** START INPUT ROWS **

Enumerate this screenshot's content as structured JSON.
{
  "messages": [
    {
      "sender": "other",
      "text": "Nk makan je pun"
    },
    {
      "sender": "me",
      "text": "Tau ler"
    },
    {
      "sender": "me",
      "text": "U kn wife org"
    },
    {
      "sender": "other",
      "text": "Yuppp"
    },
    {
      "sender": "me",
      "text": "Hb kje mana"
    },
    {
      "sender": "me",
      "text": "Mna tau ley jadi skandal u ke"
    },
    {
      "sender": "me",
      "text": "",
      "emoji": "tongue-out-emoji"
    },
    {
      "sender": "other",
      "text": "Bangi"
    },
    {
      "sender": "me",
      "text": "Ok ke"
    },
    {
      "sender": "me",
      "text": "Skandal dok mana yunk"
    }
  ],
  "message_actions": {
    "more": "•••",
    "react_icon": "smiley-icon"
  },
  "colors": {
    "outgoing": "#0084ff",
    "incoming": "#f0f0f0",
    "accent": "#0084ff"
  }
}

** END INPUT ROWS **
** START INPUT ROWS **

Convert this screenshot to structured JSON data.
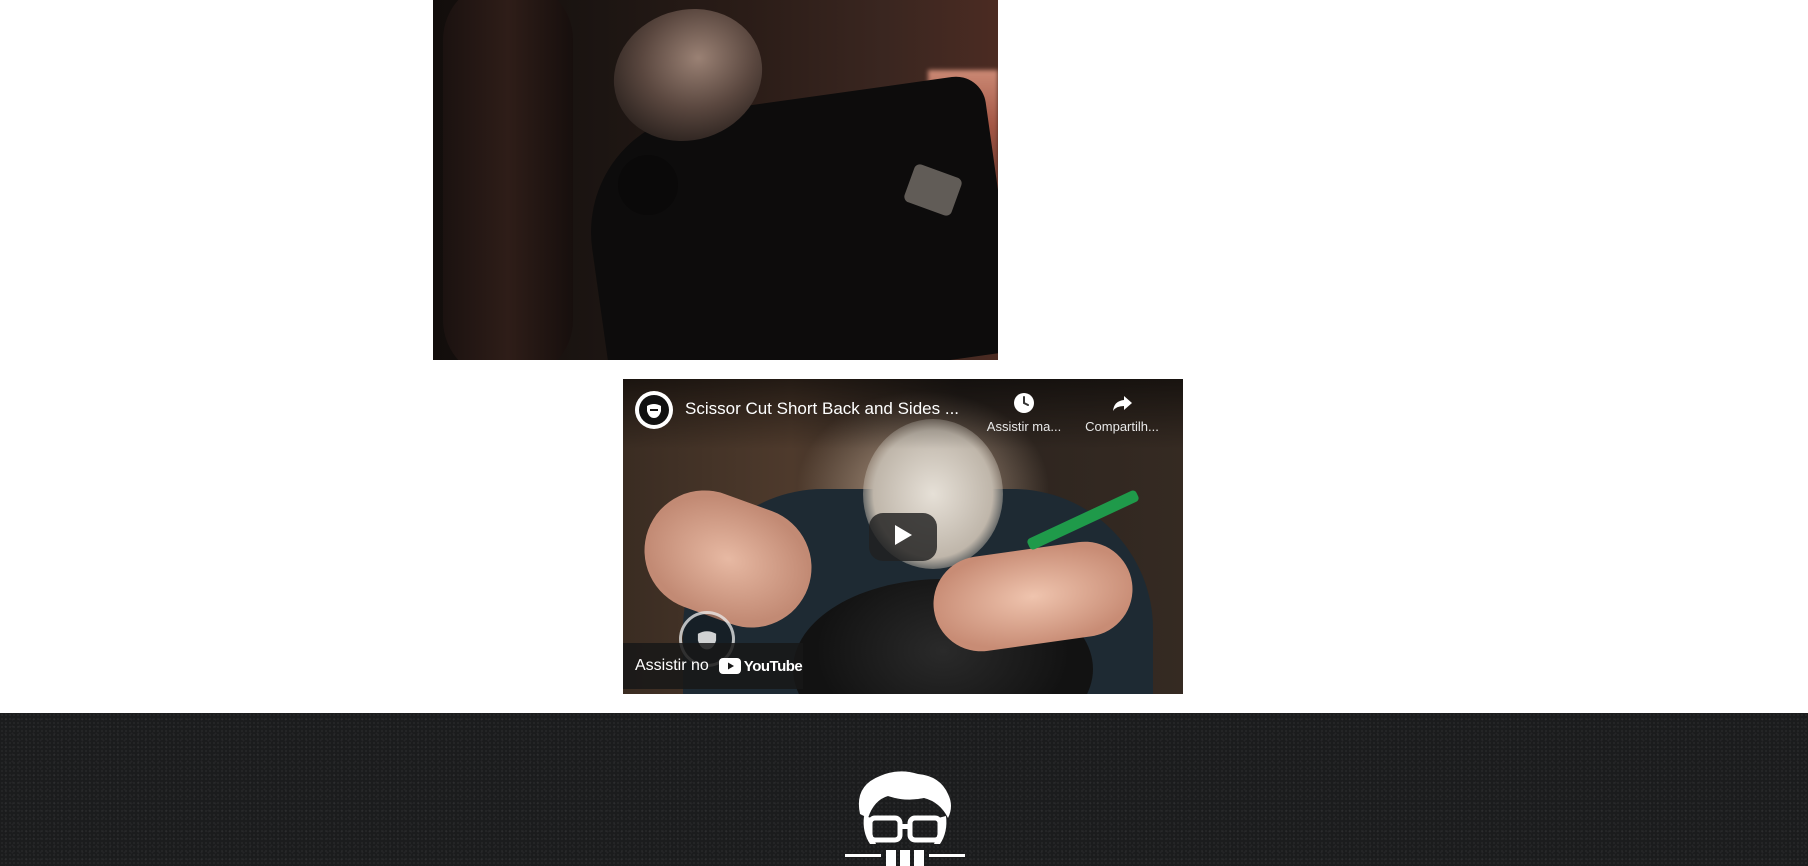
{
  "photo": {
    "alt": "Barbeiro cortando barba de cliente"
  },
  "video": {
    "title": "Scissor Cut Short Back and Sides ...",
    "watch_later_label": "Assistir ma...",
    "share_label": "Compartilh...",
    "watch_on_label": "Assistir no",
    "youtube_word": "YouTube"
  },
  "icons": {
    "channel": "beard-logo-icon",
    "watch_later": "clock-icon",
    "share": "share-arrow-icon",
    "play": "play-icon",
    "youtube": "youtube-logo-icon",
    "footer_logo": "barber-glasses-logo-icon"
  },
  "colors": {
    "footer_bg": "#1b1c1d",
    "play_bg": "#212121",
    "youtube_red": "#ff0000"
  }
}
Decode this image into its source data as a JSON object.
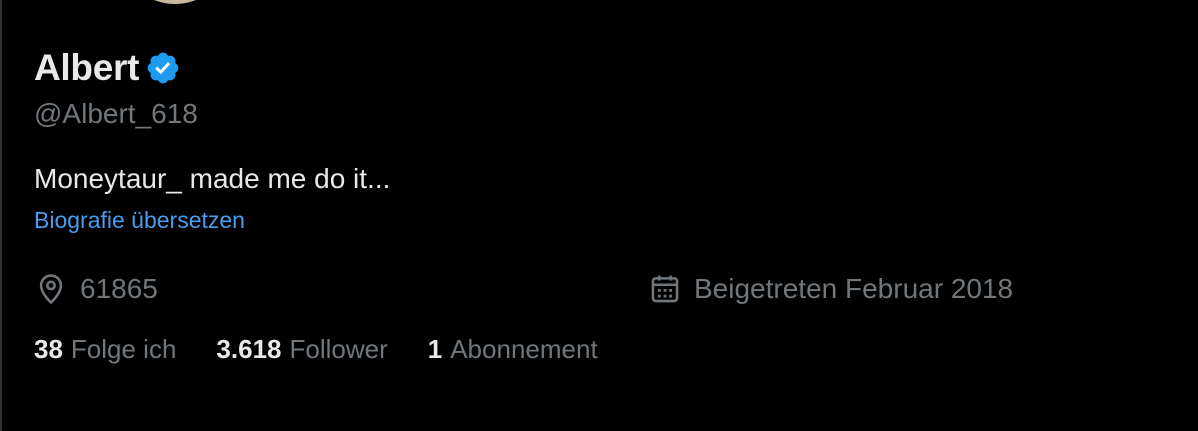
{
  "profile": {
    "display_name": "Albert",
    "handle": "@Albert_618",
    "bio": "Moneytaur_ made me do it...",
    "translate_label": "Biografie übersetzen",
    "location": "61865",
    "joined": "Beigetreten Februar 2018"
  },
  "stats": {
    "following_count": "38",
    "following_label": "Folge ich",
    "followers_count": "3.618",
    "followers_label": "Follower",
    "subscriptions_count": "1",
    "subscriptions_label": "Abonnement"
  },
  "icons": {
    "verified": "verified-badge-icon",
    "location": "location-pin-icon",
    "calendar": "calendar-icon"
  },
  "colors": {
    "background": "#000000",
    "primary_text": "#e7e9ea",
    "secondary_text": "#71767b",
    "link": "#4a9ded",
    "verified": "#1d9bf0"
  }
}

** END INPUT ROWS **

**DESCRIPTION OF THE TASK:**
Check each line of the records for "location" and copy the ones that contain it.

**CORRECT ANSWER:**
    "location": "61865",
    "location": "location-pin-icon",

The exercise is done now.